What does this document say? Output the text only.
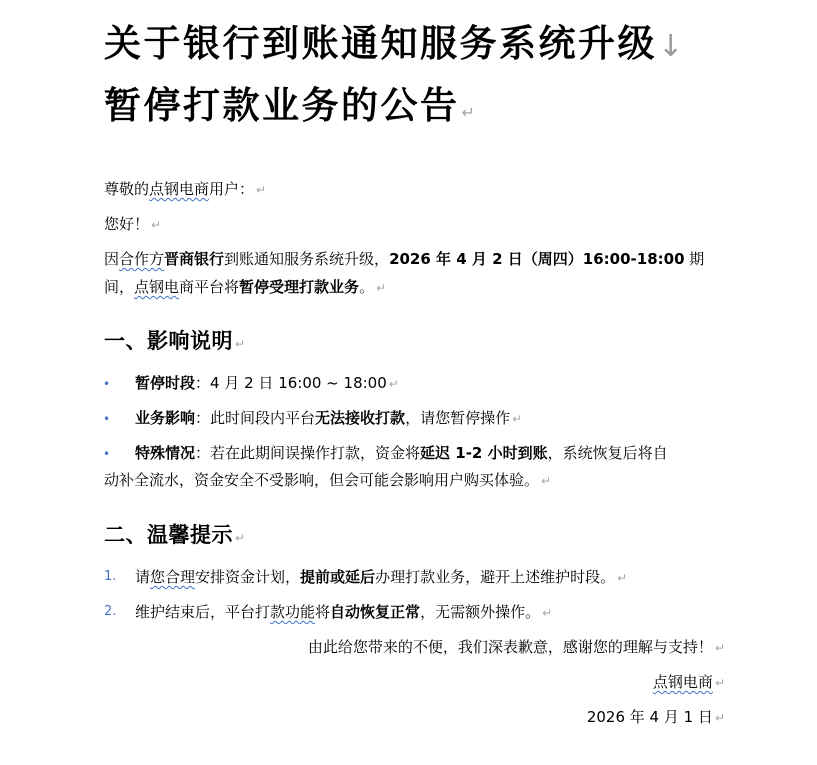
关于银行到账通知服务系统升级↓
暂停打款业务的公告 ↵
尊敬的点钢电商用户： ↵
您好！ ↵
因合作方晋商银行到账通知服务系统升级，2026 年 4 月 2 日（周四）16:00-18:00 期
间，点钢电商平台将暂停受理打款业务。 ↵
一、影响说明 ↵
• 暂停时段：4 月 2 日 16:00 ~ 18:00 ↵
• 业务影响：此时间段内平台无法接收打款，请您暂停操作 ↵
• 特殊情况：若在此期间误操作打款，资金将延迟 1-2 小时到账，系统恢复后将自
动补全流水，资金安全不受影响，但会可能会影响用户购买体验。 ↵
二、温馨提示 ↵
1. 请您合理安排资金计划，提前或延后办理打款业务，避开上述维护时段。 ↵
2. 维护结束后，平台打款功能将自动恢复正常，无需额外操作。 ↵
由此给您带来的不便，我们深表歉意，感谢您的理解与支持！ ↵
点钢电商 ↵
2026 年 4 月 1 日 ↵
• • • • • • •
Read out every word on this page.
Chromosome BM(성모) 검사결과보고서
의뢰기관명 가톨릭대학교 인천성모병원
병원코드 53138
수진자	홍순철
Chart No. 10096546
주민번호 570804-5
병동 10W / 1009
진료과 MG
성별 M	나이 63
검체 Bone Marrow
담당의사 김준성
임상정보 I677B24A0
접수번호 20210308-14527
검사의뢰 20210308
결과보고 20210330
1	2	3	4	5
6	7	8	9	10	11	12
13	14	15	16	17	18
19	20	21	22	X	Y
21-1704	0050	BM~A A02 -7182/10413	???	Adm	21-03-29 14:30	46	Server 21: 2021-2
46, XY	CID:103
• • • • • • •
* WHAT IS ASKED
Report each line of the material above where the word "this" appears.

* EXERCISE ANSWER
What does this document say? Output the text only.
Read out every word on this page.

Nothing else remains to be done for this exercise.